> [Aim of the exercise]:
You are to retype all of the data exactly as it appears.

> [Dataset excerpts]:
---

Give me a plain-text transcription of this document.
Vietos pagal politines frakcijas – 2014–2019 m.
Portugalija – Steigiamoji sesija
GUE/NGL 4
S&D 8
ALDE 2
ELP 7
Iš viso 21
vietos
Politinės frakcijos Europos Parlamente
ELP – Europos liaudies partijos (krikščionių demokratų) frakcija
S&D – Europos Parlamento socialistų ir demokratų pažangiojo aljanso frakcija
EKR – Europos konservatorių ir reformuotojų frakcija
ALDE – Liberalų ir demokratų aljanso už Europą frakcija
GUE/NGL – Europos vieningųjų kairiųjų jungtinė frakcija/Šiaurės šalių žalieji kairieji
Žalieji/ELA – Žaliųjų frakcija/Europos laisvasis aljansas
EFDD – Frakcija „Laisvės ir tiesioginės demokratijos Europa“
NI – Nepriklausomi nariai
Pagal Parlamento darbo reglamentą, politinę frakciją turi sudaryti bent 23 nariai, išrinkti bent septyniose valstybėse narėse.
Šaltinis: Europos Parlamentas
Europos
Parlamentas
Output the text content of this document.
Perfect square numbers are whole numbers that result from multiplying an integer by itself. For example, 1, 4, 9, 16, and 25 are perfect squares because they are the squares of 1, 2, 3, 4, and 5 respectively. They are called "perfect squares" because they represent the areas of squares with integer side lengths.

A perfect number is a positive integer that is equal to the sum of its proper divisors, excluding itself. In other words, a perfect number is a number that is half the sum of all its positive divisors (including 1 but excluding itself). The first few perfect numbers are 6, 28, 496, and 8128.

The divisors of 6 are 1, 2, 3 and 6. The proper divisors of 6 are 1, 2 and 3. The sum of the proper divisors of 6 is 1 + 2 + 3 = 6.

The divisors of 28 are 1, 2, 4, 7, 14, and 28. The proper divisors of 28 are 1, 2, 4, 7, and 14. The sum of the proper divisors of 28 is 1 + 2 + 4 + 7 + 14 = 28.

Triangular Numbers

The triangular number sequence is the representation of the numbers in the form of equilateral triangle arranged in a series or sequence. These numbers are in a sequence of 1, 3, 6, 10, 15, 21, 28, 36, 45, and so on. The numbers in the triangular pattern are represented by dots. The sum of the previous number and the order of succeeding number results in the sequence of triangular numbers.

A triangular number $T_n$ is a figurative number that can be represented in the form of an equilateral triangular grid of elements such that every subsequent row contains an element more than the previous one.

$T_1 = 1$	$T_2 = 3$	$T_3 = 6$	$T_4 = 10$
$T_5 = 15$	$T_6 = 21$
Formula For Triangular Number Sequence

---

> [Answer to this problem]:
Give me a plain-text transcription of this document.
Vietos pagal politines frakcijas – 2014–2019 m.
Portugalija – Steigiamoji sesija
GUE/NGL 4
S&D 8
ALDE 2
ELP 7
Iš viso 21
vietos
Politinės frakcijos Europos Parlamente
ELP – Europos liaudies partijos (krikščionių demokratų) frakcija
S&D – Europos Parlamento socialistų ir demokratų pažangiojo aljanso frakcija
EKR – Europos konservatorių ir reformuotojų frakcija
ALDE – Liberalų ir demokratų aljanso už Europą frakcija
GUE/NGL – Europos vieningųjų kairiųjų jungtinė frakcija/Šiaurės šalių žalieji kairieji
Žalieji/ELA – Žaliųjų frakcija/Europos laisvasis aljansas
EFDD – Frakcija „Laisvės ir tiesioginės demokratijos Europa“
NI – Nepriklausomi nariai
Pagal Parlamento darbo reglamentą, politinę frakciją turi sudaryti bent 23 nariai, išrinkti bent septyniose valstybėse narėse.
Šaltinis: Europos Parlamentas
Europos
Parlamentas
Output the text content of this document.
Perfect square numbers are whole numbers that result from multiplying an integer by itself. For example, 1, 4, 9, 16, and 25 are perfect squares because they are the squares of 1, 2, 3, 4, and 5 respectively. They are called "perfect squares" because they represent the areas of squares with integer side lengths.

A perfect number is a positive integer that is equal to the sum of its proper divisors, excluding itself. In other words, a perfect number is a number that is half the sum of all its positive divisors (including 1 but excluding itself). The first few perfect numbers are 6, 28, 496, and 8128.

The divisors of 6 are 1, 2, 3 and 6. The proper divisors of 6 are 1, 2 and 3. The sum of the proper divisors of 6 is 1 + 2 + 3 = 6.

The divisors of 28 are 1, 2, 4, 7, 14, and 28. The proper divisors of 28 are 1, 2, 4, 7, and 14. The sum of the proper divisors of 28 is 1 + 2 + 4 + 7 + 14 = 28.

Triangular Numbers

The triangular number sequence is the representation of the numbers in the form of equilateral triangle arranged in a series or sequence. These numbers are in a sequence of 1, 3, 6, 10, 15, 21, 28, 36, 45, and so on. The numbers in the triangular pattern are represented by dots. The sum of the previous number and the order of succeeding number results in the sequence of triangular numbers.

A triangular number $T_n$ is a figurative number that can be represented in the form of an equilateral triangular grid of elements such that every subsequent row contains an element more than the previous one.

$T_1 = 1$	$T_2 = 3$	$T_3 = 6$	$T_4 = 10$
$T_5 = 15$	$T_6 = 21$
Formula For Triangular Number Sequence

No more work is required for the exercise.